§ **Task goal**
All the data must come back unchanged, except that pictures are left out.

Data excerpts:
§

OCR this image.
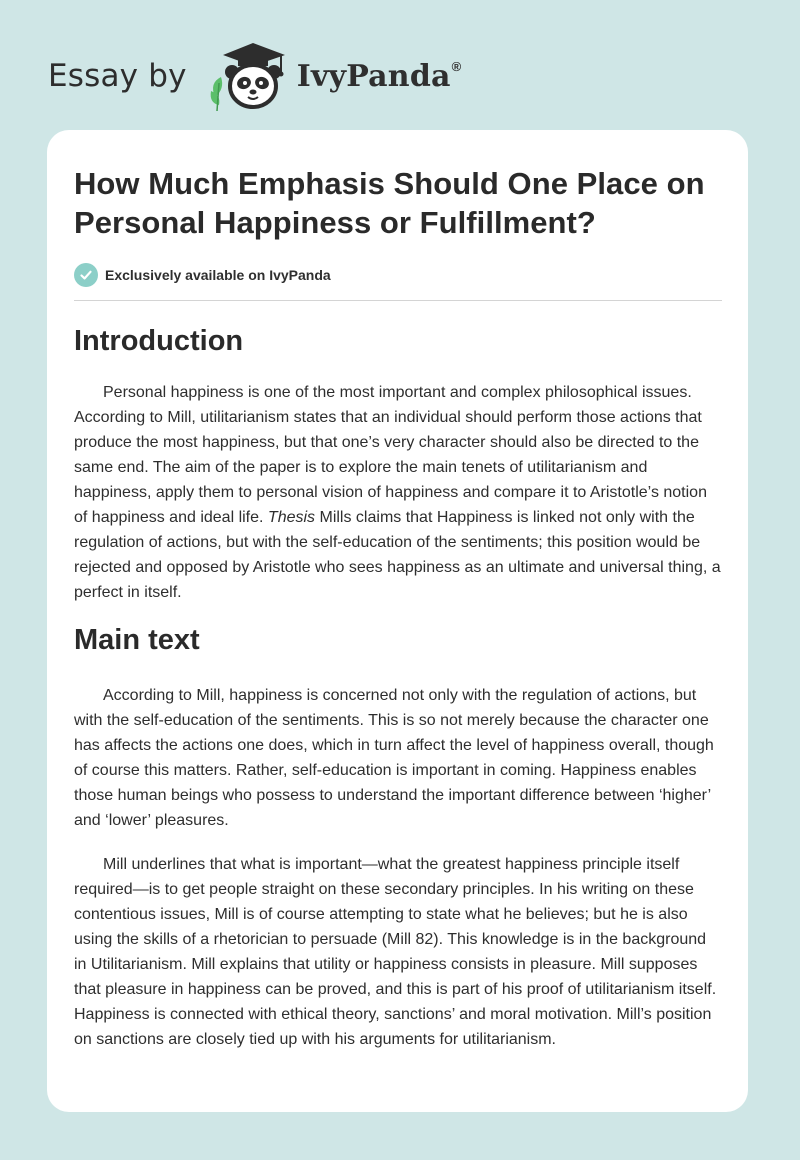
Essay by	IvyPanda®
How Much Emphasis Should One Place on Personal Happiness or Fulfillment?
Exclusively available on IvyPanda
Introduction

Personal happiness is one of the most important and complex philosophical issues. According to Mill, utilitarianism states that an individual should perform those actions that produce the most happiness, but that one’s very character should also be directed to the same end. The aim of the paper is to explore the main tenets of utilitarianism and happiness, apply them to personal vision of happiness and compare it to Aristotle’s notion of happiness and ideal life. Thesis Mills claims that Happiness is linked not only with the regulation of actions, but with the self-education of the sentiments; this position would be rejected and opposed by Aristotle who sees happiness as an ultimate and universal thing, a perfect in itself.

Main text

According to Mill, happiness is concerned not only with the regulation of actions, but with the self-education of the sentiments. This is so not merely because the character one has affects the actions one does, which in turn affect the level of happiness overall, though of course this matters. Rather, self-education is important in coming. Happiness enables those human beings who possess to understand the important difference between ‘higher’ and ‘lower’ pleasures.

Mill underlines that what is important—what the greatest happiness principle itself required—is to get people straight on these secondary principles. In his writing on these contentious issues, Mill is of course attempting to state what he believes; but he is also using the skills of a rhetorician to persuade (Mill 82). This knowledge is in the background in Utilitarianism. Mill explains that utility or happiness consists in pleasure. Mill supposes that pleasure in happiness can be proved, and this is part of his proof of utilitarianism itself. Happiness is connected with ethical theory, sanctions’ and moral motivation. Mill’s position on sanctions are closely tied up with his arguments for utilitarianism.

§

§ **Task output**
OCR this image.
Essay by	IvyPanda®
How Much Emphasis Should One Place on Personal Happiness or Fulfillment?
Exclusively available on IvyPanda
Introduction

Personal happiness is one of the most important and complex philosophical issues. According to Mill, utilitarianism states that an individual should perform those actions that produce the most happiness, but that one’s very character should also be directed to the same end. The aim of the paper is to explore the main tenets of utilitarianism and happiness, apply them to personal vision of happiness and compare it to Aristotle’s notion of happiness and ideal life. Thesis Mills claims that Happiness is linked not only with the regulation of actions, but with the self-education of the sentiments; this position would be rejected and opposed by Aristotle who sees happiness as an ultimate and universal thing, a perfect in itself.

Main text

According to Mill, happiness is concerned not only with the regulation of actions, but with the self-education of the sentiments. This is so not merely because the character one has affects the actions one does, which in turn affect the level of happiness overall, though of course this matters. Rather, self-education is important in coming. Happiness enables those human beings who possess to understand the important difference between ‘higher’ and ‘lower’ pleasures.

Mill underlines that what is important—what the greatest happiness principle itself required—is to get people straight on these secondary principles. In his writing on these contentious issues, Mill is of course attempting to state what he believes; but he is also using the skills of a rhetorician to persuade (Mill 82). This knowledge is in the background in Utilitarianism. Mill explains that utility or happiness consists in pleasure. Mill supposes that pleasure in happiness can be proved, and this is part of his proof of utilitarianism itself. Happiness is connected with ethical theory, sanctions’ and moral motivation. Mill’s position on sanctions are closely tied up with his arguments for utilitarianism.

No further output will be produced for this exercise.